> _Task objective_: Below are the records; copy each line in them that holds the word "series".

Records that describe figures
++++++

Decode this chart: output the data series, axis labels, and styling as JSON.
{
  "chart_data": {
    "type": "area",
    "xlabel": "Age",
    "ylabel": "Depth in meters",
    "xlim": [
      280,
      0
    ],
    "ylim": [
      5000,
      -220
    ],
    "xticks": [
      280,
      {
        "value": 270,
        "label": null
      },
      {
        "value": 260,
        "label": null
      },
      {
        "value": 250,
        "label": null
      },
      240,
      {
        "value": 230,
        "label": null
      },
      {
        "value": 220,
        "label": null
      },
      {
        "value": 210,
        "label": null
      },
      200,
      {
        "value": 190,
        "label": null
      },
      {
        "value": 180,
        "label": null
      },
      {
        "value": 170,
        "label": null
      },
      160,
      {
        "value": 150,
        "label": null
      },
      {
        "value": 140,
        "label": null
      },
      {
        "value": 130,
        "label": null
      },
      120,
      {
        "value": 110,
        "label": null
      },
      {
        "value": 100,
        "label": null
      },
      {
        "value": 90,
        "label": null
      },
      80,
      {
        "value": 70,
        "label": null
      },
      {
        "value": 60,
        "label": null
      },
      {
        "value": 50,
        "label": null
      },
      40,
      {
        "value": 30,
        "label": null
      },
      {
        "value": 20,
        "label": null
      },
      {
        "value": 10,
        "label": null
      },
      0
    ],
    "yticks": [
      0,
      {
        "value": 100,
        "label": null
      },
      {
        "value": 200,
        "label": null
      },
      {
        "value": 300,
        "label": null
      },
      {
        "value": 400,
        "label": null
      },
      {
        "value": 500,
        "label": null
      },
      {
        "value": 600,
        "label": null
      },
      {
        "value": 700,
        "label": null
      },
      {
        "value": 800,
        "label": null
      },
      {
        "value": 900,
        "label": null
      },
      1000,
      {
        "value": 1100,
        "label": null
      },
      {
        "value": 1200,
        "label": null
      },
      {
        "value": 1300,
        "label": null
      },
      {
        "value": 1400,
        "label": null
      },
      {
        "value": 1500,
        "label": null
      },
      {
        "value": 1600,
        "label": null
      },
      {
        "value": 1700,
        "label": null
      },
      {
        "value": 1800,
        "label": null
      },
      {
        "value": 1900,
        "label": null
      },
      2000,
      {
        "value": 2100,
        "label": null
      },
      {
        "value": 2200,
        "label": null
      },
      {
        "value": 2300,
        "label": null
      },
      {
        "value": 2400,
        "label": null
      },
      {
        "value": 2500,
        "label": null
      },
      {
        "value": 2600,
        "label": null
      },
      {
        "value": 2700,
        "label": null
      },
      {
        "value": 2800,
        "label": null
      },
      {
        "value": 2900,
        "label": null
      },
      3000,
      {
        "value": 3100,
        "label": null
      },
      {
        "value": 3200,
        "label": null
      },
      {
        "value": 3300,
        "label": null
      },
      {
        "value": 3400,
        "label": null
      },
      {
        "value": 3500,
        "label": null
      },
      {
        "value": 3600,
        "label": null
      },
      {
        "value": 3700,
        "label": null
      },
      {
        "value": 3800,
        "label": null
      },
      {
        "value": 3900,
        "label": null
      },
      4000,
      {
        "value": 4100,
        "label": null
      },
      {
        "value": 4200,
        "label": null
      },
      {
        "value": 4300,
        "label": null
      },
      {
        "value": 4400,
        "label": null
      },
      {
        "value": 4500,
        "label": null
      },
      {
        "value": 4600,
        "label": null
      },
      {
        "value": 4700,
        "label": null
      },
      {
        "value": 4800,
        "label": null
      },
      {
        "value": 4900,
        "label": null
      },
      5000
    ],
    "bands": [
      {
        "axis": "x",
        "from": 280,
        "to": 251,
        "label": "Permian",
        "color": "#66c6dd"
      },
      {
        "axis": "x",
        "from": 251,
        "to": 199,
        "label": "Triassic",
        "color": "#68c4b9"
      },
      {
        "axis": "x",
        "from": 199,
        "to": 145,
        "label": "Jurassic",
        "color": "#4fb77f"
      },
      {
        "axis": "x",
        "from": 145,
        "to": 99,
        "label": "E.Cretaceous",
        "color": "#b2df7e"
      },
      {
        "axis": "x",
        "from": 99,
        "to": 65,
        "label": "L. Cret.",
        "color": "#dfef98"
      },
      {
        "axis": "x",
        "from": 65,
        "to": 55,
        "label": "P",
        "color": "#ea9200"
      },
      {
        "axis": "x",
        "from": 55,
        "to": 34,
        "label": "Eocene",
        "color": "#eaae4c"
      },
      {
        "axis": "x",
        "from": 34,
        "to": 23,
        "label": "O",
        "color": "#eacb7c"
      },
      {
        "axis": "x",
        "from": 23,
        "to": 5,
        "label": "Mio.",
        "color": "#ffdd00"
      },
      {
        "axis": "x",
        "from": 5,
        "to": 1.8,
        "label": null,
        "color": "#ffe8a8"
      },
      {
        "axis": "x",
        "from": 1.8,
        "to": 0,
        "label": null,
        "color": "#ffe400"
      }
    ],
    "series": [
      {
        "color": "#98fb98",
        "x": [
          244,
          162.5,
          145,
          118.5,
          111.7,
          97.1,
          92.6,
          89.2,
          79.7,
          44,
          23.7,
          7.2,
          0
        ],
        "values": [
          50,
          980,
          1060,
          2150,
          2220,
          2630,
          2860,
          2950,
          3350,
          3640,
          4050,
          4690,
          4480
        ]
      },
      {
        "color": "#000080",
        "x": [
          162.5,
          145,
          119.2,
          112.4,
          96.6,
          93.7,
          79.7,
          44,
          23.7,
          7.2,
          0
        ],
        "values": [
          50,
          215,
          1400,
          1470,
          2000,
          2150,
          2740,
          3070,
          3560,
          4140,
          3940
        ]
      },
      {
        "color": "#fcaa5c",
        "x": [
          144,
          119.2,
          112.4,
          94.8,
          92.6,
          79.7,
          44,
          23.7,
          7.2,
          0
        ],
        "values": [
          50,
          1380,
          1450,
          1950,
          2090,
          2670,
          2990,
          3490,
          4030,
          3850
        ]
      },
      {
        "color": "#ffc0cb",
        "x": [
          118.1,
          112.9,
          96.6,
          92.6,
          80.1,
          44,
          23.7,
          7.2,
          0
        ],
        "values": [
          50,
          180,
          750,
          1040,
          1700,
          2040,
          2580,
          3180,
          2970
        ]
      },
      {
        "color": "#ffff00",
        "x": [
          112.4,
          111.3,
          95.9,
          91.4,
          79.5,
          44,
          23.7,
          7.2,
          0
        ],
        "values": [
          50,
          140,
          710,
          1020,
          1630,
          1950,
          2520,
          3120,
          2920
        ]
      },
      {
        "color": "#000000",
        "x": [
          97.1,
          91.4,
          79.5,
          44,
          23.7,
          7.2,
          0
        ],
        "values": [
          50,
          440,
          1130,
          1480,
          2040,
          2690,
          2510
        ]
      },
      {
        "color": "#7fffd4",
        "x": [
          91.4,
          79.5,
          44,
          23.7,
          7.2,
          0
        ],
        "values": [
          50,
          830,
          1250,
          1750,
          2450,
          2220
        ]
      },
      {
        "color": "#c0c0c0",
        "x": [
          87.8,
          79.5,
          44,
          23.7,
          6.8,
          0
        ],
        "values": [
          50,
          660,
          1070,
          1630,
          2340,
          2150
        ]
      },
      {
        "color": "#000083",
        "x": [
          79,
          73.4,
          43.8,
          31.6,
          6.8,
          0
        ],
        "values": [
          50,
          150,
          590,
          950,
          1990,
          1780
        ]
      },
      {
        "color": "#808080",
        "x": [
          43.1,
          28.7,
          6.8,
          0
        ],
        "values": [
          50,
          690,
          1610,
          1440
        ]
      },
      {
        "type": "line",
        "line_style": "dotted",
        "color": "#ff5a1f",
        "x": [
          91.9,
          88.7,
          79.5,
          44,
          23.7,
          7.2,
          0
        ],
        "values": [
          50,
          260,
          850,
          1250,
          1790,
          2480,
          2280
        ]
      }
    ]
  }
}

++++++

> _Exercise response_:
Decode this chart: output the data series, axis labels, and styling as JSON.
    "series": [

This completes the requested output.